··· Trecho da página
Grazziotin é um nome forte no comércio popular no Sul.
A Grazziotin, uma das varejistas mais tradicionais do Rio Grande do Sul, sofreu um desvio de R$ 5,3 milhões, organizado ao longo de mais de 10 anos pela sua própria diretora financeira.
O caso apareceu em uma decisão de primeira instância da Justiça gaúcha, segundo revela o jornal gaúcho Zero Hora.
A diretora teria utilizado seu cargo para inserir dados falsos no sistema, cadastrar notas fiscais inexistentes, alterar titularidade de pagamentos e direcionar transferências bancárias a terceiros.
No processo, a empresa relatou que "as irregularidades foram constatadas em auditoria interna".
No julgamento, a Justiça entendeu que a trabalhadora realizava lançamento de notas fiscais fictícias e habilitação de fornecedores inexistentes, o que gerava automaticamente a liberação de pagamentos a terceiros.
No processo, a defesa da ex-diretora financeira negou a prática de fraude e de desvios e defendeu que parte das operações eram benefícios relacionados ao exercício de suas funções.
······
··· Dados listados
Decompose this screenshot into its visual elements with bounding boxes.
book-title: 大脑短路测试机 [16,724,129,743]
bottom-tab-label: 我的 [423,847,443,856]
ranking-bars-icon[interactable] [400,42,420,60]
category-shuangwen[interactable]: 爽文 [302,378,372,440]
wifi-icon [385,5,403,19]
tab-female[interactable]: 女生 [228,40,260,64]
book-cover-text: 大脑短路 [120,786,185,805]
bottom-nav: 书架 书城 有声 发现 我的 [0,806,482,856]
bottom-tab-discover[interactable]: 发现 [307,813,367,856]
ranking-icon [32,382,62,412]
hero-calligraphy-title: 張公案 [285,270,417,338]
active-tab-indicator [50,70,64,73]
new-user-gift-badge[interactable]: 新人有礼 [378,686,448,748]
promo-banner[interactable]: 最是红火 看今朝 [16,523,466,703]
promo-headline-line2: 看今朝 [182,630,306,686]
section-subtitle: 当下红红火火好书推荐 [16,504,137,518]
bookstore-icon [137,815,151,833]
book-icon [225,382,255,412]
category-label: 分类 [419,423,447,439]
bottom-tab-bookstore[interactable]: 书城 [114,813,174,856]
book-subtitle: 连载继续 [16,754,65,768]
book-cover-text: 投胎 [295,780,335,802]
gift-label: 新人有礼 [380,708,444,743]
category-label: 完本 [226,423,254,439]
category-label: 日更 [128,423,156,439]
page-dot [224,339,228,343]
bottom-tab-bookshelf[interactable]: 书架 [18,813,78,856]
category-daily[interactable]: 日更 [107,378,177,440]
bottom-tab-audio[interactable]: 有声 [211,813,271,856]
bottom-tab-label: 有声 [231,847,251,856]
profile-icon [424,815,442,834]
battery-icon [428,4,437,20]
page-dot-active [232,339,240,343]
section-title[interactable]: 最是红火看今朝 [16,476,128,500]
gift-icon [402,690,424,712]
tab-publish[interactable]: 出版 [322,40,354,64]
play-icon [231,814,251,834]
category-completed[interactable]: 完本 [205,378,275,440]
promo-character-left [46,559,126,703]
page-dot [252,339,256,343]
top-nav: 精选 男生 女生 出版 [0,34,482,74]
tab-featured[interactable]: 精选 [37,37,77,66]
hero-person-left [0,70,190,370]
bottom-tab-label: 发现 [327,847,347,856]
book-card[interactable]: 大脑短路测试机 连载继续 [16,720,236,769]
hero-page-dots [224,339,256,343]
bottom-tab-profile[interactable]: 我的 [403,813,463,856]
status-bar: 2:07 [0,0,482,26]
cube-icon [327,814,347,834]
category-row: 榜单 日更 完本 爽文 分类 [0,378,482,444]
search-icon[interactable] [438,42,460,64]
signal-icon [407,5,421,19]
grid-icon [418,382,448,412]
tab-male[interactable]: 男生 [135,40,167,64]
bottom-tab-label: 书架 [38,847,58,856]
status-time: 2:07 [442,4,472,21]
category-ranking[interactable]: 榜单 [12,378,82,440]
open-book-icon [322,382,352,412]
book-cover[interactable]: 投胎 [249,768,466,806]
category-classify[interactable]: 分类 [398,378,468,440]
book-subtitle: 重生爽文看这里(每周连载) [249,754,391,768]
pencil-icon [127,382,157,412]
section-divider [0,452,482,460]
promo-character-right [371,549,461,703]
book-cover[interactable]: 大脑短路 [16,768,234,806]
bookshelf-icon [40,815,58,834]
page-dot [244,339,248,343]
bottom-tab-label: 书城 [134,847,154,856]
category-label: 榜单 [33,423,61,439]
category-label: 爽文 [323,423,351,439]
······
* **O que fazer**:
Prossiga o trecho sobre o desvio de R$ 5,3 milhões na Grazziotin a partir da última frase apresentada. Os dados não têm relação alguma com o trecho da página.

* **Resposta**:
À Justiça, disse ainda que pagamentos não contabilizados seriam conhecidos pela administração e que determinadas transferências teriam autorização superior.
Procurada pela ZH, a Grazziotin preferiu não comentar.
É um caso chamativo, porque a Grazziotin é uma empresa de porte médio no seu segmento, mas tem inclusive capital aberto, o que deveria ser garantia de controles mais rígidos.
Fundada há 75 anos em Passo Fundo, no interior do Rio Grande do Sul, a empresa tem 2,9 mil funcionários e 350 lojas distribuídas nas marcas Grazziotin, GZT, Tottal, Por Menos e Franco Giorgi.
Em 2023, o faturamento bruto foi de R$ 915 milhões, conforme levantamento do ranking Cielo e Sociedade Brasileira de Varejo e Consumo (SBVC).